▸ **YOUR TASK**
Output the records exactly. Include every line.

Figure contents as structured data:

■ ■ ■ ■ ■ ■ ■

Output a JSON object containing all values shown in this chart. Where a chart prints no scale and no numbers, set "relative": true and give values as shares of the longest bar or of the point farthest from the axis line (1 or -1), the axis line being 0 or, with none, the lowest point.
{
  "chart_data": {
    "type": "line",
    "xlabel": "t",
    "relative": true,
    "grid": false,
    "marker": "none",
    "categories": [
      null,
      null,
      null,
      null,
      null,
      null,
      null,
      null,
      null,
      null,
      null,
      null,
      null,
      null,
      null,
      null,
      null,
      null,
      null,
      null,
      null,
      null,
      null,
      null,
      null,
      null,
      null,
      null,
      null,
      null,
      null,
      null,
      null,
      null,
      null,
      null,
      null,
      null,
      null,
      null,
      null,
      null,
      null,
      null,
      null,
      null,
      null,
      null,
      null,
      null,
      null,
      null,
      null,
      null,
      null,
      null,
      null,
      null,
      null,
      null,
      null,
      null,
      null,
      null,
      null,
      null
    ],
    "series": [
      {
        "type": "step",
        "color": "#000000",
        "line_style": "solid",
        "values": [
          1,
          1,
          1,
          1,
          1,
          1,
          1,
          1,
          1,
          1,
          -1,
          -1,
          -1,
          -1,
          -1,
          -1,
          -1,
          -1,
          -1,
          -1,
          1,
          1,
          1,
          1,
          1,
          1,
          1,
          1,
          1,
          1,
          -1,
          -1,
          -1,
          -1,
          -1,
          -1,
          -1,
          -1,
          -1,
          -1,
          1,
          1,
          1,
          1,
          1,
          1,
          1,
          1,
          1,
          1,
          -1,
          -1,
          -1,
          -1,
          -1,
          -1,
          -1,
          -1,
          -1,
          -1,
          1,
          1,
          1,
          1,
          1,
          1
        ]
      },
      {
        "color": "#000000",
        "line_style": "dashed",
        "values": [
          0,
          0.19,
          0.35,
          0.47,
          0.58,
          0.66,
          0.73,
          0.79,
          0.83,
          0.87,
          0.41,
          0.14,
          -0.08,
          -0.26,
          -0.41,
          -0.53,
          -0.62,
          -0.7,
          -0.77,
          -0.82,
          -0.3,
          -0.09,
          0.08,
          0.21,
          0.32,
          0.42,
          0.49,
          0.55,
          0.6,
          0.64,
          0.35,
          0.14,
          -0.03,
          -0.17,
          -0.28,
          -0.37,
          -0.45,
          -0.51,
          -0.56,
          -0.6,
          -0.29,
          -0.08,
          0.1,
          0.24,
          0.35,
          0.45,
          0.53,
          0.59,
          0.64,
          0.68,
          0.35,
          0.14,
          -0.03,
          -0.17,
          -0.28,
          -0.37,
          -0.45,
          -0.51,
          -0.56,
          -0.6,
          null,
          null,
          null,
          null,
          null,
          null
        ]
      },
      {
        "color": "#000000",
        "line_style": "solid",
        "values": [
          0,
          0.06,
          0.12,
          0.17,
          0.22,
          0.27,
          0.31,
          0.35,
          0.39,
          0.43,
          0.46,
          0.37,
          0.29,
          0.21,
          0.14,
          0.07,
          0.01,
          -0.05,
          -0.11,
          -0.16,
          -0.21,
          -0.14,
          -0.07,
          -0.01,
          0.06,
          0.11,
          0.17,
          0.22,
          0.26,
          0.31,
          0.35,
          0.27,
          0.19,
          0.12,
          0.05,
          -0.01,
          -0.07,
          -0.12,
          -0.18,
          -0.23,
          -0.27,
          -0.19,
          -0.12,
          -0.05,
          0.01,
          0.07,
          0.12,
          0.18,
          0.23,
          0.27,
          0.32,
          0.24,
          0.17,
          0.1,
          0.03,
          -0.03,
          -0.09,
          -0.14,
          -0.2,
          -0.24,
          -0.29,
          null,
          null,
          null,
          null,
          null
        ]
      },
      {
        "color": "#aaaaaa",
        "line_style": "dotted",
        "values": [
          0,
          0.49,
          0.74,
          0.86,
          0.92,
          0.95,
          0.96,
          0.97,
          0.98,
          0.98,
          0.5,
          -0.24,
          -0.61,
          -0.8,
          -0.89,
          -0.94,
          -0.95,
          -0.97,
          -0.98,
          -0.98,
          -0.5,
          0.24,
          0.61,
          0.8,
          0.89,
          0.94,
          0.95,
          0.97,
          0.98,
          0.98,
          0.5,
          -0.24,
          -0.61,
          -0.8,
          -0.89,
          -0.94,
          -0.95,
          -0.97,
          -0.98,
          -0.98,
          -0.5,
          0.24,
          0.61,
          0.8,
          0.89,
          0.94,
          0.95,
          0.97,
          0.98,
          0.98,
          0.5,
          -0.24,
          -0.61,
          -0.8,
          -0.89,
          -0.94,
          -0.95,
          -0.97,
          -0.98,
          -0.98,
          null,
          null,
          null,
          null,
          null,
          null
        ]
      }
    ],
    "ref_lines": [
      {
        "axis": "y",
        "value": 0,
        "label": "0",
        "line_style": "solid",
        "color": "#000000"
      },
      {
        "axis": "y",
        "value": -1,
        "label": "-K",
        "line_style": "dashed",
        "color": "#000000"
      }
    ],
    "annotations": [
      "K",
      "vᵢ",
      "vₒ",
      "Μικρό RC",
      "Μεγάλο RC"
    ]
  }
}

■ ■ ■ ■ ■ ■ ■

▸ **THE RESPONSE**
Output a JSON object containing all values shown in this chart. Where a chart prints no scale and no numbers, set "relative": true and give values as shares of the longest bar or of the point farthest from the axis line (1 or -1), the axis line being 0 or, with none, the lowest point.
{
  "chart_data": {
    "type": "line",
    "xlabel": "t",
    "relative": true,
    "grid": false,
    "marker": "none",
    "categories": [
      null,
      null,
      null,
      null,
      null,
      null,
      null,
      null,
      null,
      null,
      null,
      null,
      null,
      null,
      null,
      null,
      null,
      null,
      null,
      null,
      null,
      null,
      null,
      null,
      null,
      null,
      null,
      null,
      null,
      null,
      null,
      null,
      null,
      null,
      null,
      null,
      null,
      null,
      null,
      null,
      null,
      null,
      null,
      null,
      null,
      null,
      null,
      null,
      null,
      null,
      null,
      null,
      null,
      null,
      null,
      null,
      null,
      null,
      null,
      null,
      null,
      null,
      null,
      null,
      null,
      null
    ],
    "series": [
      {
        "type": "step",
        "color": "#000000",
        "line_style": "solid",
        "values": [
          1,
          1,
          1,
          1,
          1,
          1,
          1,
          1,
          1,
          1,
          -1,
          -1,
          -1,
          -1,
          -1,
          -1,
          -1,
          -1,
          -1,
          -1,
          1,
          1,
          1,
          1,
          1,
          1,
          1,
          1,
          1,
          1,
          -1,
          -1,
          -1,
          -1,
          -1,
          -1,
          -1,
          -1,
          -1,
          -1,
          1,
          1,
          1,
          1,
          1,
          1,
          1,
          1,
          1,
          1,
          -1,
          -1,
          -1,
          -1,
          -1,
          -1,
          -1,
          -1,
          -1,
          -1,
          1,
          1,
          1,
          1,
          1,
          1
        ]
      },
      {
        "color": "#000000",
        "line_style": "dashed",
        "values": [
          0,
          0.19,
          0.35,
          0.47,
          0.58,
          0.66,
          0.73,
          0.79,
          0.83,
          0.87,
          0.41,
          0.14,
          -0.08,
          -0.26,
          -0.41,
          -0.53,
          -0.62,
          -0.7,
          -0.77,
          -0.82,
          -0.3,
          -0.09,
          0.08,
          0.21,
          0.32,
          0.42,
          0.49,
          0.55,
          0.6,
          0.64,
          0.35,
          0.14,
          -0.03,
          -0.17,
          -0.28,
          -0.37,
          -0.45,
          -0.51,
          -0.56,
          -0.6,
          -0.29,
          -0.08,
          0.1,
          0.24,
          0.35,
          0.45,
          0.53,
          0.59,
          0.64,
          0.68,
          0.35,
          0.14,
          -0.03,
          -0.17,
          -0.28,
          -0.37,
          -0.45,
          -0.51,
          -0.56,
          -0.6,
          null,
          null,
          null,
          null,
          null,
          null
        ]
      },
      {
        "color": "#000000",
        "line_style": "solid",
        "values": [
          0,
          0.06,
          0.12,
          0.17,
          0.22,
          0.27,
          0.31,
          0.35,
          0.39,
          0.43,
          0.46,
          0.37,
          0.29,
          0.21,
          0.14,
          0.07,
          0.01,
          -0.05,
          -0.11,
          -0.16,
          -0.21,
          -0.14,
          -0.07,
          -0.01,
          0.06,
          0.11,
          0.17,
          0.22,
          0.26,
          0.31,
          0.35,
          0.27,
          0.19,
          0.12,
          0.05,
          -0.01,
          -0.07,
          -0.12,
          -0.18,
          -0.23,
          -0.27,
          -0.19,
          -0.12,
          -0.05,
          0.01,
          0.07,
          0.12,
          0.18,
          0.23,
          0.27,
          0.32,
          0.24,
          0.17,
          0.1,
          0.03,
          -0.03,
          -0.09,
          -0.14,
          -0.2,
          -0.24,
          -0.29,
          null,
          null,
          null,
          null,
          null
        ]
      },
      {
        "color": "#aaaaaa",
        "line_style": "dotted",
        "values": [
          0,
          0.49,
          0.74,
          0.86,
          0.92,
          0.95,
          0.96,
          0.97,
          0.98,
          0.98,
          0.5,
          -0.24,
          -0.61,
          -0.8,
          -0.89,
          -0.94,
          -0.95,
          -0.97,
          -0.98,
          -0.98,
          -0.5,
          0.24,
          0.61,
          0.8,
          0.89,
          0.94,
          0.95,
          0.97,
          0.98,
          0.98,
          0.5,
          -0.24,
          -0.61,
          -0.8,
          -0.89,
          -0.94,
          -0.95,
          -0.97,
          -0.98,
          -0.98,
          -0.5,
          0.24,
          0.61,
          0.8,
          0.89,
          0.94,
          0.95,
          0.97,
          0.98,
          0.98,
          0.5,
          -0.24,
          -0.61,
          -0.8,
          -0.89,
          -0.94,
          -0.95,
          -0.97,
          -0.98,
          -0.98,
          null,
          null,
          null,
          null,
          null,
          null
        ]
      }
    ],
    "ref_lines": [
      {
        "axis": "y",
        "value": 0,
        "label": "0",
        "line_style": "solid",
        "color": "#000000"
      },
      {
        "axis": "y",
        "value": -1,
        "label": "-K",
        "line_style": "dashed",
        "color": "#000000"
      }
    ],
    "annotations": [
      "K",
      "vᵢ",
      "vₒ",
      "Μικρό RC",
      "Μεγάλο RC"
    ]
  }
}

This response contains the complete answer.